• **AIM OF THE TASK**: Scan the lines below for the word "sont". Copy each line you find it in.

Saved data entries
- - -
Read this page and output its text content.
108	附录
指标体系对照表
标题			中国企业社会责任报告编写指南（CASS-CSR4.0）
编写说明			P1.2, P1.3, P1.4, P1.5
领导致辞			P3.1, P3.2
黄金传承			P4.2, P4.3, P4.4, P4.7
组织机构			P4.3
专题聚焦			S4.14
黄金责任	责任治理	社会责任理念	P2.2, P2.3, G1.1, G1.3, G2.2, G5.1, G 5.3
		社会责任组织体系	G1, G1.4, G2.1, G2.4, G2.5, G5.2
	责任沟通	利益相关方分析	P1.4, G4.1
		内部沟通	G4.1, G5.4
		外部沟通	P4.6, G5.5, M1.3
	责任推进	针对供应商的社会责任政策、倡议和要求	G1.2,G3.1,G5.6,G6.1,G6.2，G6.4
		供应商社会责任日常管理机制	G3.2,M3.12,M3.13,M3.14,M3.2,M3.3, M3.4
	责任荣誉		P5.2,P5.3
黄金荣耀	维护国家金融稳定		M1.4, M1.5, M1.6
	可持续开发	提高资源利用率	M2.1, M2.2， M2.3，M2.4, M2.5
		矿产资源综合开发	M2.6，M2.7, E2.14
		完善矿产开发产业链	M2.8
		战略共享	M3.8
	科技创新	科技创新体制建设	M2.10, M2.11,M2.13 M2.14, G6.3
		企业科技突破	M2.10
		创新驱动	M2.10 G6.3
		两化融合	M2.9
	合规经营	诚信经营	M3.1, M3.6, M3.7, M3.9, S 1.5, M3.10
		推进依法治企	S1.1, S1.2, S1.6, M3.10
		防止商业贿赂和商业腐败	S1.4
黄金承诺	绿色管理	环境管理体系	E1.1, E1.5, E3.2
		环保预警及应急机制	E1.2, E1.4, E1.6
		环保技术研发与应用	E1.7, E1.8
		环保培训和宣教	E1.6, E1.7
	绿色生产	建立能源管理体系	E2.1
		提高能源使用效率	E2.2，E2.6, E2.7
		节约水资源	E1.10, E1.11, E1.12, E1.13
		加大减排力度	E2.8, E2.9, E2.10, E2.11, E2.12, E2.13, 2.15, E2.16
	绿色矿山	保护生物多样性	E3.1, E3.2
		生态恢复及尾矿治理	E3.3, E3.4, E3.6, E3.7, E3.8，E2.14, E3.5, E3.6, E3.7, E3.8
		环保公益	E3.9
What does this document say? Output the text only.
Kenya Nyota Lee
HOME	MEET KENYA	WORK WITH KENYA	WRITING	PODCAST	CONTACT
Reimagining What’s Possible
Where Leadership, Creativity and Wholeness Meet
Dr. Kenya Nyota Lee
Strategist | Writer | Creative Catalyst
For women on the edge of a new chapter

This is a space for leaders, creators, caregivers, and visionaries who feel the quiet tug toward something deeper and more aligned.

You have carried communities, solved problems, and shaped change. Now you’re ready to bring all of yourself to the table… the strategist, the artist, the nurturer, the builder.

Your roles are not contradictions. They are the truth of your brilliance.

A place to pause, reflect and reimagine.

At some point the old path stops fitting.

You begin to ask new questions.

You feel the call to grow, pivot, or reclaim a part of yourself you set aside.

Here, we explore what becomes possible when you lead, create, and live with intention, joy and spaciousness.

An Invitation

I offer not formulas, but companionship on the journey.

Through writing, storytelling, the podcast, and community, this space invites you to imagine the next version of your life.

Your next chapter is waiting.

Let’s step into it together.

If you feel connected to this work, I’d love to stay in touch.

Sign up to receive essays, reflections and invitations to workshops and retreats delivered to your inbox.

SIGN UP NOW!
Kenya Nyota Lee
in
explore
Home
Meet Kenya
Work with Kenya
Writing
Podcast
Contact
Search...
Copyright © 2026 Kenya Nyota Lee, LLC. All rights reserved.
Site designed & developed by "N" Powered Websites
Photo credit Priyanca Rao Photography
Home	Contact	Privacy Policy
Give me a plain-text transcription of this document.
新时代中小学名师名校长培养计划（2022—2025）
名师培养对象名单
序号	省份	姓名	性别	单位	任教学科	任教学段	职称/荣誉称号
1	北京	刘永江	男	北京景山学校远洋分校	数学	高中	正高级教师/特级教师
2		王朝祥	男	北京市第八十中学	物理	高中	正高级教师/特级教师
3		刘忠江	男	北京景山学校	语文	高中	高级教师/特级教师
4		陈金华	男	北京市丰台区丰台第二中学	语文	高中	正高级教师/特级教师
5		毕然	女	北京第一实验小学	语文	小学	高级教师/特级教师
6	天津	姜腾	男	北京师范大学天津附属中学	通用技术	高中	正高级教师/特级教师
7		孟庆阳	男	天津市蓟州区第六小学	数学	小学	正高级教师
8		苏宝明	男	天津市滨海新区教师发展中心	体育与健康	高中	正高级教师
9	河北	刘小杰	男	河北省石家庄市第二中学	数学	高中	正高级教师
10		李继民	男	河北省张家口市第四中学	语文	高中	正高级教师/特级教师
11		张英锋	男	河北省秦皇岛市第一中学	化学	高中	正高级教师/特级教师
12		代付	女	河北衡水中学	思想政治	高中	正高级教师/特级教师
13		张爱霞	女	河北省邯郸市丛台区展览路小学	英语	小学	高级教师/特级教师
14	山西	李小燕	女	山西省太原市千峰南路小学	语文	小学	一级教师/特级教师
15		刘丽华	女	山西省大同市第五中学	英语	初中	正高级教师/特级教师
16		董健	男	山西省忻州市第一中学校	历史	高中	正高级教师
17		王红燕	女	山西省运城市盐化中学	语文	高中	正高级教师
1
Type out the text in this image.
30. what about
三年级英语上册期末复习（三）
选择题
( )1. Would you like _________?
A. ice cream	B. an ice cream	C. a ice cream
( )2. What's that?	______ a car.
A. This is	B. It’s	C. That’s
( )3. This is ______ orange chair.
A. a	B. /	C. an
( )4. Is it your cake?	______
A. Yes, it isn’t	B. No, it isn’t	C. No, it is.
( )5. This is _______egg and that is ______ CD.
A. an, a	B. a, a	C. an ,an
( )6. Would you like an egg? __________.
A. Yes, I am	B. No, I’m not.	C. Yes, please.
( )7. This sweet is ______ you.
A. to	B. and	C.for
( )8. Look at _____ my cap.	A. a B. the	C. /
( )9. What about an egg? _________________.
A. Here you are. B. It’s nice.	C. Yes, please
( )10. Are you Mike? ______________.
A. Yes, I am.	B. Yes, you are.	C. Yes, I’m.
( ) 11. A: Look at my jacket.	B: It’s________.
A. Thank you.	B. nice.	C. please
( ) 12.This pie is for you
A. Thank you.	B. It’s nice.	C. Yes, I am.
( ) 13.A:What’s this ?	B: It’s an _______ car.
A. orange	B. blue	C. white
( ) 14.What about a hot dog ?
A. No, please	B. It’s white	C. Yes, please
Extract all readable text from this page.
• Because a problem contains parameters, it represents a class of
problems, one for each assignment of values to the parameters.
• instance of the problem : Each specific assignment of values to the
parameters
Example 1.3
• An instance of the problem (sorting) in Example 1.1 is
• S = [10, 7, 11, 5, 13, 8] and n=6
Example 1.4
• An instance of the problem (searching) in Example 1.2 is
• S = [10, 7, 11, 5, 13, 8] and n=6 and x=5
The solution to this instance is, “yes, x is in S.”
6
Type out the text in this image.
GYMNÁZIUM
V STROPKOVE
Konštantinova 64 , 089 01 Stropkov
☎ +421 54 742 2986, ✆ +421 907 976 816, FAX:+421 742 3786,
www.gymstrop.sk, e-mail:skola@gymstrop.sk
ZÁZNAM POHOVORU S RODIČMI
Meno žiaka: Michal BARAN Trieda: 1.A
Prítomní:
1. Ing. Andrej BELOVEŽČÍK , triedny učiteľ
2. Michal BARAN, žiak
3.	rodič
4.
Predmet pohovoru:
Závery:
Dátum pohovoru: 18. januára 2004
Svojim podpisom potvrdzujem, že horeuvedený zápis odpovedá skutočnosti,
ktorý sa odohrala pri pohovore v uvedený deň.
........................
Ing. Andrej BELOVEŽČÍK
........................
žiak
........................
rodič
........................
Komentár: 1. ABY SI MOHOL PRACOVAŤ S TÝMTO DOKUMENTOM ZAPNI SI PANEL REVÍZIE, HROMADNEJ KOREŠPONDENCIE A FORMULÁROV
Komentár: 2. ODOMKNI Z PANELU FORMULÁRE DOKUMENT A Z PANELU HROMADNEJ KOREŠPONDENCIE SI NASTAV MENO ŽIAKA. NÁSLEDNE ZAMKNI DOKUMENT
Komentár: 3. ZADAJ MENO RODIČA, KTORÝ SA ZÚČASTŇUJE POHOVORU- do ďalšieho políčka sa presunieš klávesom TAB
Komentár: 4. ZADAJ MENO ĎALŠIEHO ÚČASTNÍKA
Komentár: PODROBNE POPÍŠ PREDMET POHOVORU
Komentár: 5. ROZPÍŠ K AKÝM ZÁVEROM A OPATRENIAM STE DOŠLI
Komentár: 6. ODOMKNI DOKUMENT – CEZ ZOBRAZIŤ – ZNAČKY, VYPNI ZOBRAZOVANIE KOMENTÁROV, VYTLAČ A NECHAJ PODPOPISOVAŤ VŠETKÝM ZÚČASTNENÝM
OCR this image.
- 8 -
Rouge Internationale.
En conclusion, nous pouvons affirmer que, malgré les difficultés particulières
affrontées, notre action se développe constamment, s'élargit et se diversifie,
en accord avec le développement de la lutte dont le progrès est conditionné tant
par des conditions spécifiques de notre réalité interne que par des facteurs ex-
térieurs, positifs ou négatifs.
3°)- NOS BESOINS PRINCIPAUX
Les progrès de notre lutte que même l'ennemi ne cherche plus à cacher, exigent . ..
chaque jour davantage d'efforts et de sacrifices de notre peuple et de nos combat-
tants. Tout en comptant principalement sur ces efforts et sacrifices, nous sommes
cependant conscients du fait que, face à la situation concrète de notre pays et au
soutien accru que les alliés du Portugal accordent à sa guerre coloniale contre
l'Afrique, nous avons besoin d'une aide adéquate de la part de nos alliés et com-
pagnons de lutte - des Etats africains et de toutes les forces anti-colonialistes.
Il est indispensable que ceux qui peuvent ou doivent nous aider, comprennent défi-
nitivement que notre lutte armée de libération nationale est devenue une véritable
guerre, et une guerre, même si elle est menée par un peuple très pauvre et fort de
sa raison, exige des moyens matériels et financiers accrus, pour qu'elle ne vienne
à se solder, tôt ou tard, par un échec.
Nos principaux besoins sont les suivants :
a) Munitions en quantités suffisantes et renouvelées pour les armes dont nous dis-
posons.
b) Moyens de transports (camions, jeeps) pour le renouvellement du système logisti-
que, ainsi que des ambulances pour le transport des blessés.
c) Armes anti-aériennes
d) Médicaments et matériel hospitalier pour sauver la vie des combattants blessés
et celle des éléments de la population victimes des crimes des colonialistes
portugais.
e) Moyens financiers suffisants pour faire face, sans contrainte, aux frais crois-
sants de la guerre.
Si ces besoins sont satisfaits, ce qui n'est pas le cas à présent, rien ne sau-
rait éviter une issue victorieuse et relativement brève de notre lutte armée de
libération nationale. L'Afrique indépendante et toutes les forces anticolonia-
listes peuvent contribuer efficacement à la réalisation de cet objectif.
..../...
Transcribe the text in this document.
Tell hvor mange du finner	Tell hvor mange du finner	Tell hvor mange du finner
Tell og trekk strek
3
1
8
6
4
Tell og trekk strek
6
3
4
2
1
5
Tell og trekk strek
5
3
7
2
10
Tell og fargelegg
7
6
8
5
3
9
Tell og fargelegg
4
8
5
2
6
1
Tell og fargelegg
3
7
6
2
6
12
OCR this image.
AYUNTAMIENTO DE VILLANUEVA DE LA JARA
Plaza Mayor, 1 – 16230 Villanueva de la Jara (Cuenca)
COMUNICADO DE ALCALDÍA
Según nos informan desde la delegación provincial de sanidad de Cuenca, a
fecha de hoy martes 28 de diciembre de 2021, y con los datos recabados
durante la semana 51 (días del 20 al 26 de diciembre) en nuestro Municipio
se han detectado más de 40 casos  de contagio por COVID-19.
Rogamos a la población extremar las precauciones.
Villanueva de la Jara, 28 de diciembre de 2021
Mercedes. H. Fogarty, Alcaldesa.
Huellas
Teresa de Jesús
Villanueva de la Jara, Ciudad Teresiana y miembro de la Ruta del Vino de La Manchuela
- - -
• **RESPONSE TO THE TASK**:
Nos principaux besoins sont les suivants :
Si ces besoins sont satisfaits, ce qui n'est pas le cas à présent, rien ne sau-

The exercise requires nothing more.